What you have to do. All of the data that follows should be retyped exactly, please, except the pictures.

Exercise inputs.
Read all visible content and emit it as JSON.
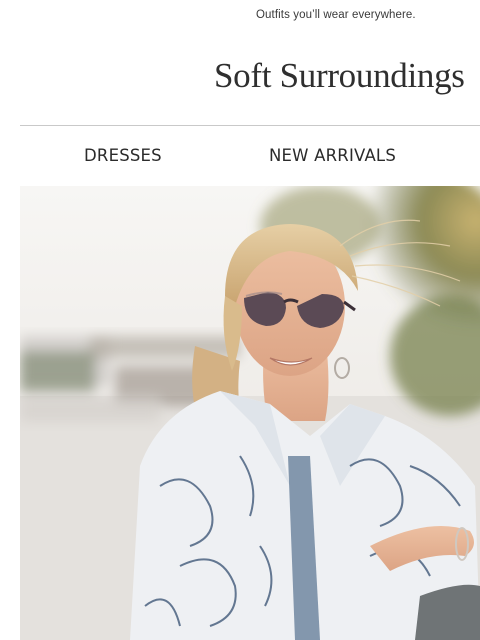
{
  "header": {
    "tagline": "Outfits you’ll wear everywhere.",
    "brand": "Soft Surroundings"
  },
  "nav": {
    "items": [
      {
        "label": "DRESSES"
      },
      {
        "label": "NEW ARRIVALS"
      }
    ]
  },
  "hero": {
    "image_subject": "woman-in-sunglasses-floral-blouse",
    "colors": {
      "sky": "#f3f1ee",
      "sand": "#e7e3df",
      "palm": "#7d8a4d",
      "blouse": "#eef0f3",
      "blouse_print": "#4b6280",
      "hair": "#d8b98c",
      "skin": "#e6b496"
    }
  }
}
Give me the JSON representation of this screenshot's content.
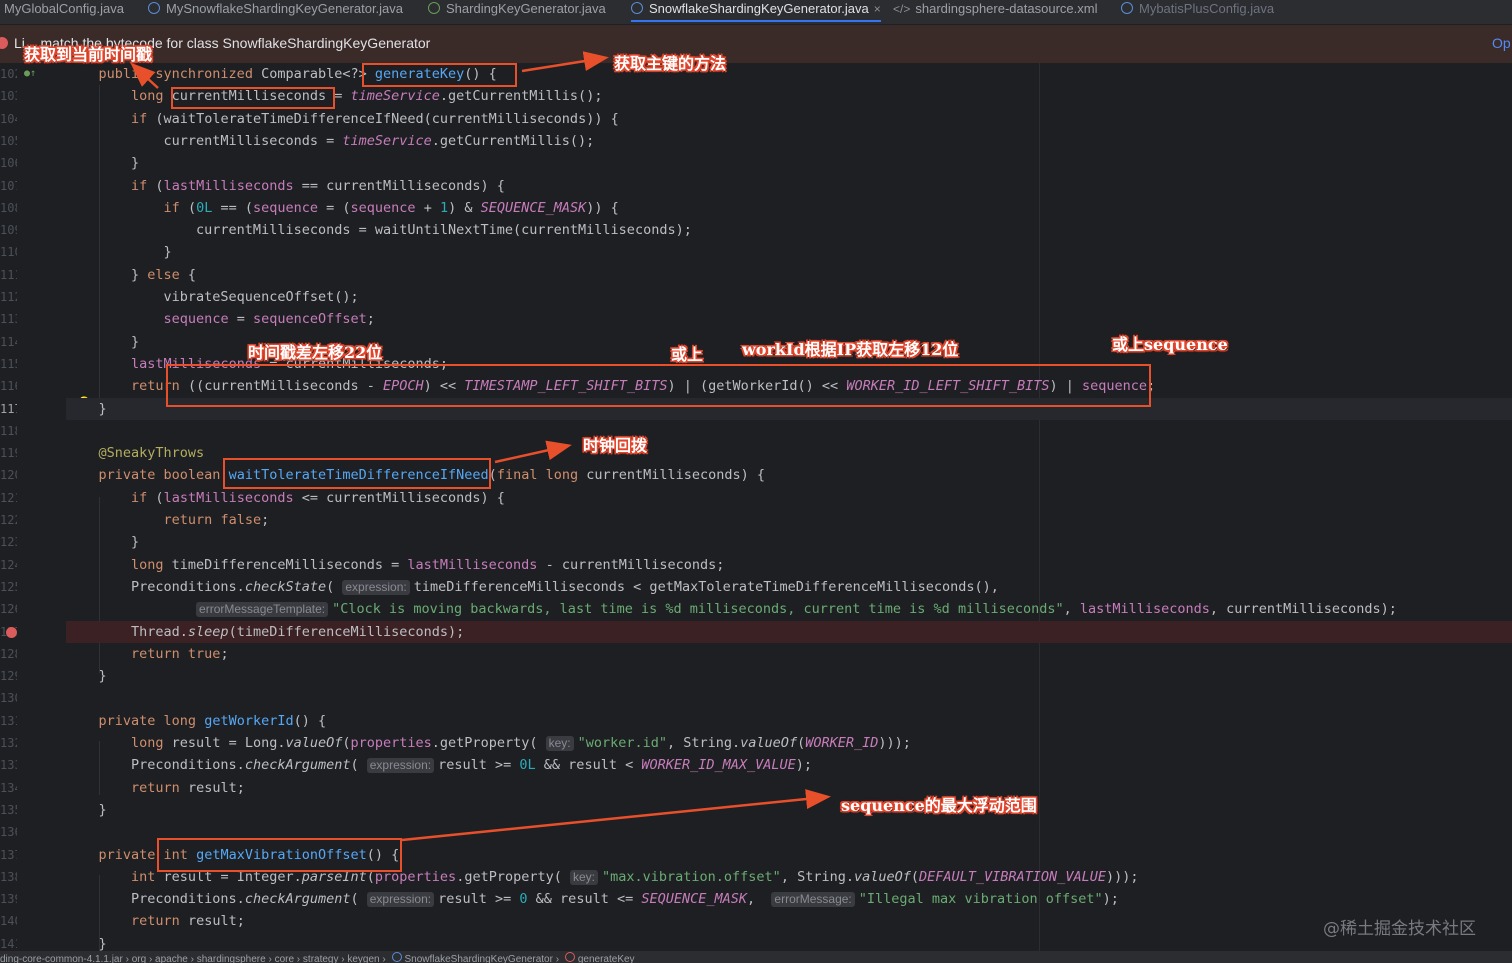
{
  "tabs": [
    {
      "label": "MyGlobalConfig.java",
      "icon": "java-file-icon"
    },
    {
      "label": "MySnowflakeShardingKeyGenerator.java",
      "icon": "class-icon"
    },
    {
      "label": "ShardingKeyGenerator.java",
      "icon": "interface-icon"
    },
    {
      "label": "SnowflakeShardingKeyGenerator.java",
      "icon": "class-icon",
      "active": true
    },
    {
      "label": "shardingsphere-datasource.xml",
      "icon": "xml-icon"
    },
    {
      "label": "MybatisPlusConfig.java",
      "icon": "class-icon"
    }
  ],
  "banner": {
    "message": "Li... match the bytecode for class SnowflakeShardingKeyGenerator",
    "action": "Op"
  },
  "line_numbers": [
    "102",
    "103",
    "104",
    "105",
    "106",
    "107",
    "108",
    "109",
    "110",
    "111",
    "112",
    "113",
    "114",
    "115",
    "116",
    "117",
    "118",
    "119",
    "120",
    "121",
    "122",
    "123",
    "124",
    "125",
    "126",
    "127",
    "128",
    "129",
    "130",
    "131",
    "132",
    "133",
    "134",
    "135",
    "136",
    "137",
    "138",
    "139",
    "140",
    "141"
  ],
  "hints": {
    "expression": "expression:",
    "error_template": "errorMessageTemplate:",
    "key": "key:",
    "error_message": "errorMessage:"
  },
  "annotations": {
    "get_current_time": "获取到当前时间戳",
    "get_key_method": "获取主键的方法",
    "timestamp_shift": "时间戳差左移22位",
    "or_1": "或上",
    "worker_id_shift": "workId根据IP获取左移12位",
    "or_sequence": "或上sequence",
    "clock_backwards": "时钟回拨",
    "sequence_range": "sequence的最大浮动范围"
  },
  "status_bar": {
    "breadcrumb": "ding-core-common-4.1.1.jar  ›  org  ›  apache  ›  shardingsphere  ›  core  ›  strategy  ›  keygen  ›",
    "class_crumb": "SnowflakeShardingKeyGenerator",
    "method_crumb": "generateKey"
  },
  "watermark": "@稀土掘金技术社区",
  "colors": {
    "background": "#1e1f22",
    "keyword": "#cf8e6d",
    "function": "#56a8f5",
    "field": "#c77dbb",
    "string": "#6aab73",
    "number": "#2aacb8",
    "annotation_red": "#e8502b"
  }
}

The response.
Read all visible content and emit it as JSON.
{
  "header": {
    "tagline": "Outfits you’ll wear everywhere.",
    "brand": "Soft Surroundings"
  },
  "nav": {
    "items": [
      {
        "label": "DRESSES"
      },
      {
        "label": "NEW ARRIVALS"
      }
    ]
  },
  "hero": {
    "image_subject": "woman-in-sunglasses-floral-blouse",
    "colors": {
      "sky": "#f3f1ee",
      "sand": "#e7e3df",
      "palm": "#7d8a4d",
      "blouse": "#eef0f3",
      "blouse_print": "#4b6280",
      "hair": "#d8b98c",
      "skin": "#e6b496"
    }
  }
}
Give me the JSON representation of this screenshot's content.
{
  "tabs": [
    {
      "label": "MyGlobalConfig.java",
      "icon": "java-file-icon"
    },
    {
      "label": "MySnowflakeShardingKeyGenerator.java",
      "icon": "class-icon"
    },
    {
      "label": "ShardingKeyGenerator.java",
      "icon": "interface-icon"
    },
    {
      "label": "SnowflakeShardingKeyGenerator.java",
      "icon": "class-icon",
      "active": true
    },
    {
      "label": "shardingsphere-datasource.xml",
      "icon": "xml-icon"
    },
    {
      "label": "MybatisPlusConfig.java",
      "icon": "class-icon"
    }
  ],
  "banner": {
    "message": "Li... match the bytecode for class SnowflakeShardingKeyGenerator",
    "action": "Op"
  },
  "line_numbers": [
    "102",
    "103",
    "104",
    "105",
    "106",
    "107",
    "108",
    "109",
    "110",
    "111",
    "112",
    "113",
    "114",
    "115",
    "116",
    "117",
    "118",
    "119",
    "120",
    "121",
    "122",
    "123",
    "124",
    "125",
    "126",
    "127",
    "128",
    "129",
    "130",
    "131",
    "132",
    "133",
    "134",
    "135",
    "136",
    "137",
    "138",
    "139",
    "140",
    "141"
  ],
  "hints": {
    "expression": "expression:",
    "error_template": "errorMessageTemplate:",
    "key": "key:",
    "error_message": "errorMessage:"
  },
  "annotations": {
    "get_current_time": "获取到当前时间戳",
    "get_key_method": "获取主键的方法",
    "timestamp_shift": "时间戳差左移22位",
    "or_1": "或上",
    "worker_id_shift": "workId根据IP获取左移12位",
    "or_sequence": "或上sequence",
    "clock_backwards": "时钟回拨",
    "sequence_range": "sequence的最大浮动范围"
  },
  "status_bar": {
    "breadcrumb": "ding-core-common-4.1.1.jar  ›  org  ›  apache  ›  shardingsphere  ›  core  ›  strategy  ›  keygen  ›",
    "class_crumb": "SnowflakeShardingKeyGenerator",
    "method_crumb": "generateKey"
  },
  "watermark": "@稀土掘金技术社区",
  "colors": {
    "background": "#1e1f22",
    "keyword": "#cf8e6d",
    "function": "#56a8f5",
    "field": "#c77dbb",
    "string": "#6aab73",
    "number": "#2aacb8",
    "annotation_red": "#e8502b"
  }
}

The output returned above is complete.